## The problem
Select and reproduce each line of the listing below that bears the string "spät".
::::::::::
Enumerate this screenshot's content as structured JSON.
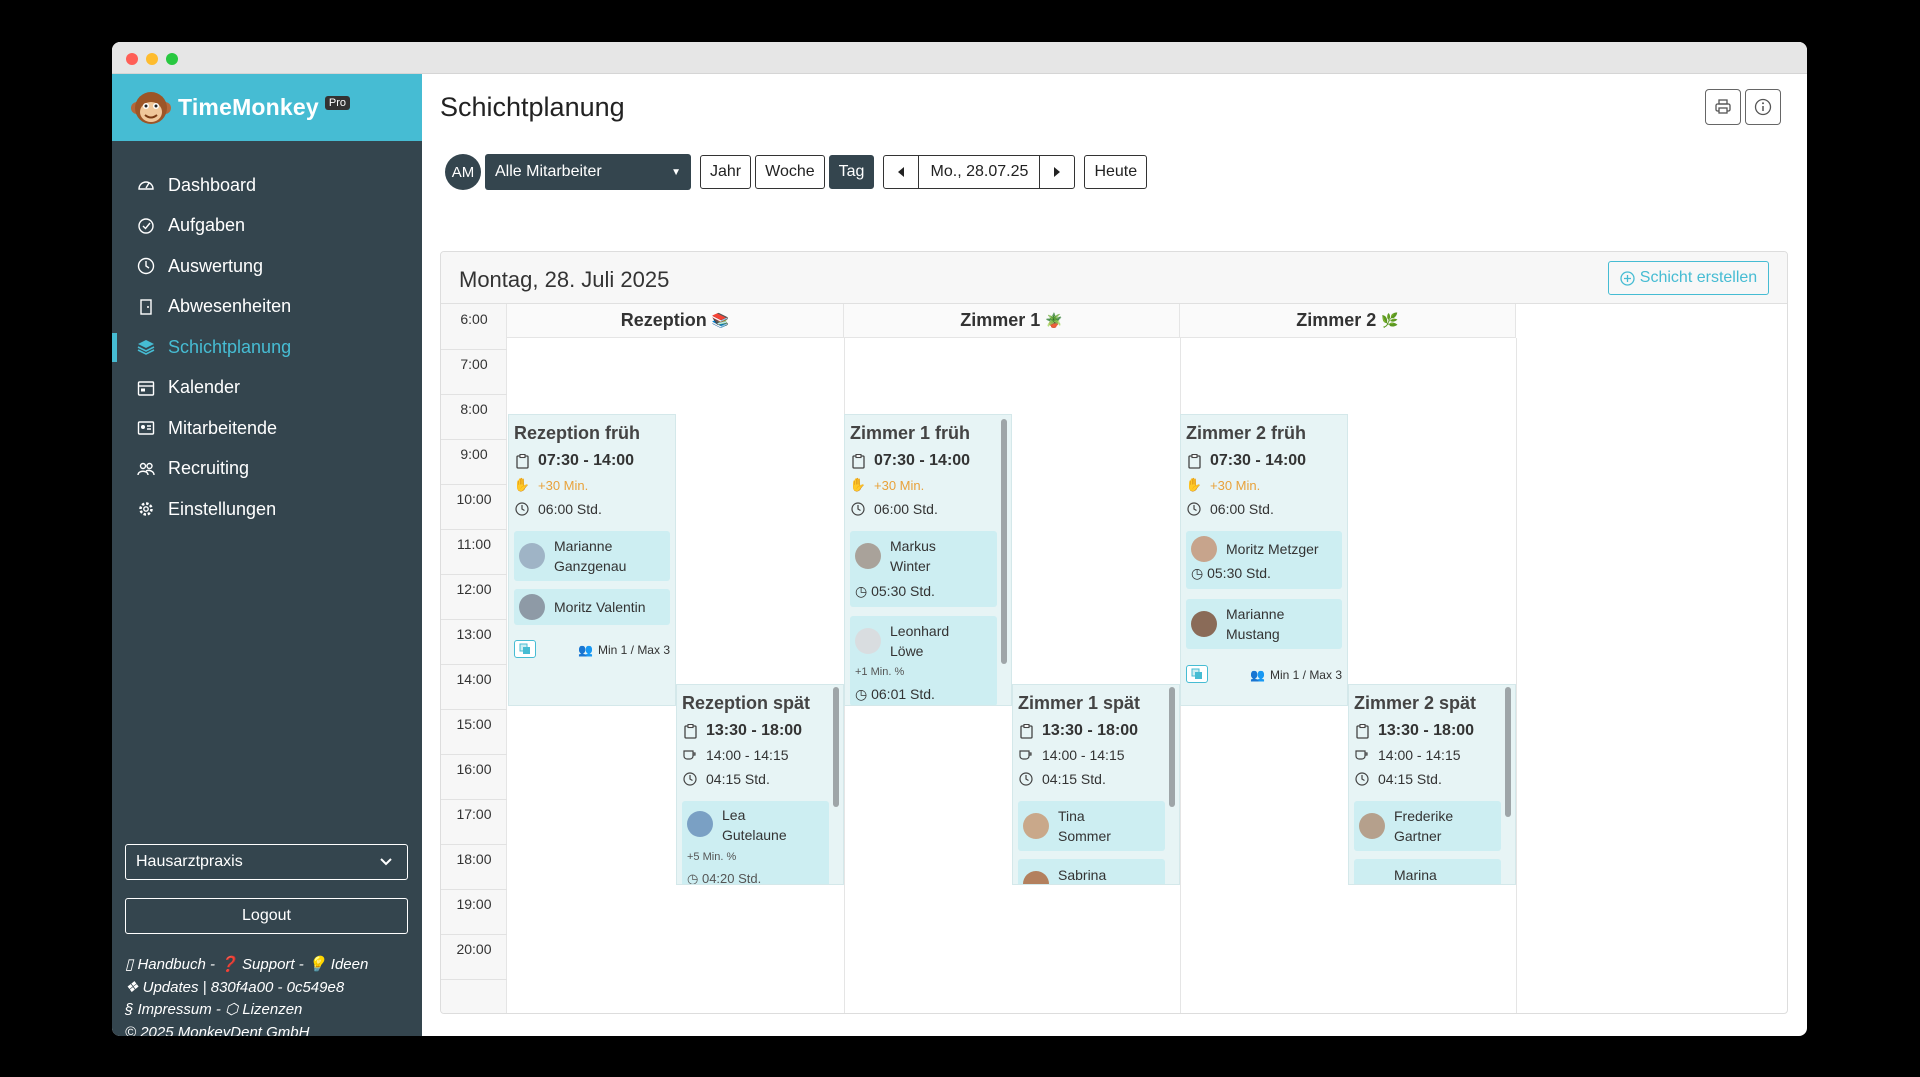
{
  "brand": {
    "name": "TimeMonkey",
    "badge": "Pro"
  },
  "nav": [
    {
      "label": "Dashboard",
      "icon": "dashboard-icon"
    },
    {
      "label": "Aufgaben",
      "icon": "check-circle-icon"
    },
    {
      "label": "Auswertung",
      "icon": "clock-icon"
    },
    {
      "label": "Abwesenheiten",
      "icon": "door-icon"
    },
    {
      "label": "Schichtplanung",
      "icon": "layers-icon",
      "active": true
    },
    {
      "label": "Kalender",
      "icon": "calendar-icon"
    },
    {
      "label": "Mitarbeitende",
      "icon": "id-card-icon"
    },
    {
      "label": "Recruiting",
      "icon": "people-icon"
    },
    {
      "label": "Einstellungen",
      "icon": "gear-icon"
    }
  ],
  "sidebar": {
    "org": "Hausarztpraxis",
    "logout": "Logout",
    "footer": {
      "handbook": "Handbuch",
      "support": "Support",
      "ideas": "Ideen",
      "updates": "Updates | 830f4a00 - 0c549e8",
      "impressum": "§ Impressum",
      "licenses": "Lizenzen",
      "copyright": "© 2025 MonkeyDent GmbH"
    }
  },
  "page": {
    "title": "Schichtplanung",
    "avatar": "AM",
    "employee_select": "Alle Mitarbeiter",
    "views": [
      "Jahr",
      "Woche",
      "Tag"
    ],
    "active_view": "Tag",
    "date": "Mo., 28.07.25",
    "today": "Heute",
    "day_title": "Montag, 28. Juli 2025",
    "create_shift": "Schicht erstellen"
  },
  "columns": [
    {
      "name": "Rezeption",
      "emoji": "📚"
    },
    {
      "name": "Zimmer 1",
      "emoji": "🪴"
    },
    {
      "name": "Zimmer 2",
      "emoji": "🌿"
    }
  ],
  "hours": [
    "6:00",
    "7:00",
    "8:00",
    "9:00",
    "10:00",
    "11:00",
    "12:00",
    "13:00",
    "14:00",
    "15:00",
    "16:00",
    "17:00",
    "18:00",
    "19:00",
    "20:00"
  ],
  "shifts": {
    "rez_frueh": {
      "title": "Rezeption früh",
      "time": "07:30 - 14:00",
      "extra": "+30 Min.",
      "hours": "06:00 Std.",
      "emp1": "Marianne Ganzgenau",
      "emp2": "Moritz Valentin",
      "minmax": "Min 1 / Max 3"
    },
    "rez_spaet": {
      "title": "Rezeption spät",
      "time": "13:30 - 18:00",
      "break": "14:00 - 14:15",
      "hours": "04:15 Std.",
      "emp1_first": "Lea",
      "emp1_last": "Gutelaune",
      "emp1_extra": "+5 Min.",
      "emp1_hours": "04:20 Std."
    },
    "z1_frueh": {
      "title": "Zimmer 1 früh",
      "time": "07:30 - 14:00",
      "extra": "+30 Min.",
      "hours": "06:00 Std.",
      "emp1_first": "Markus",
      "emp1_last": "Winter",
      "emp1_hours": "05:30 Std.",
      "emp2_first": "Leonhard",
      "emp2_last": "Löwe",
      "emp2_extra": "+1 Min.",
      "emp2_hours": "06:01 Std."
    },
    "z1_spaet": {
      "title": "Zimmer 1 spät",
      "time": "13:30 - 18:00",
      "break": "14:00 - 14:15",
      "hours": "04:15 Std.",
      "emp1_first": "Tina",
      "emp1_last": "Sommer",
      "emp2": "Sabrina"
    },
    "z2_frueh": {
      "title": "Zimmer 2 früh",
      "time": "07:30 - 14:00",
      "extra": "+30 Min.",
      "hours": "06:00 Std.",
      "emp1": "Moritz Metzger",
      "emp1_hours": "05:30 Std.",
      "emp2_first": "Marianne",
      "emp2_last": "Mustang",
      "minmax": "Min 1 / Max 3"
    },
    "z2_spaet": {
      "title": "Zimmer 2 spät",
      "time": "13:30 - 18:00",
      "break": "14:00 - 14:15",
      "hours": "04:15 Std.",
      "emp1_first": "Frederike",
      "emp1_last": "Gartner",
      "emp2": "Marina"
    }
  }
}
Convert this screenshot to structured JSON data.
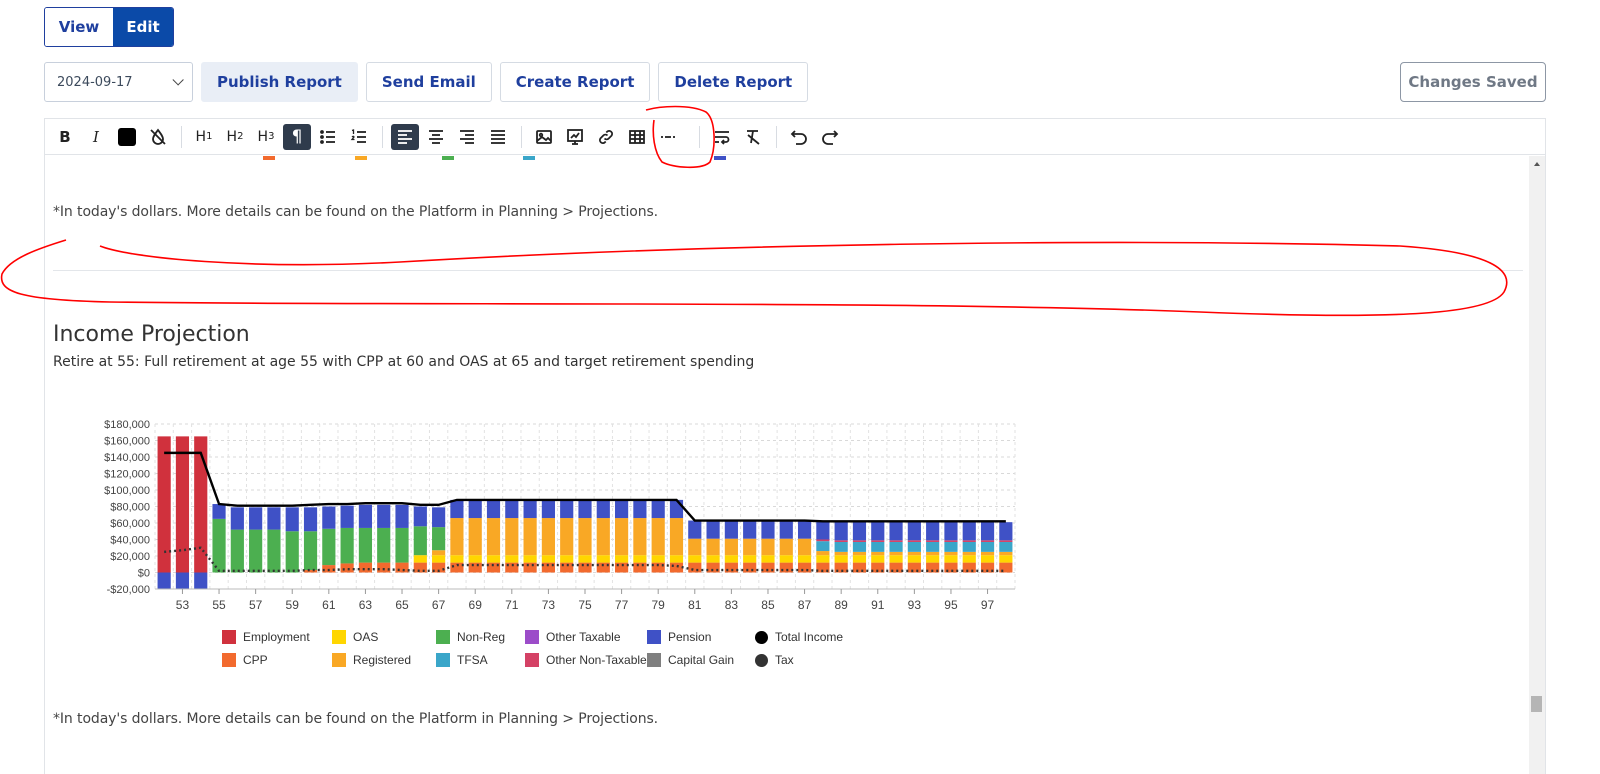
::::::::::
## Result of the task
      "title": "Rezeption spät",
      "title": "Zimmer 1 spät",
      "title": "Zimmer 2 spät",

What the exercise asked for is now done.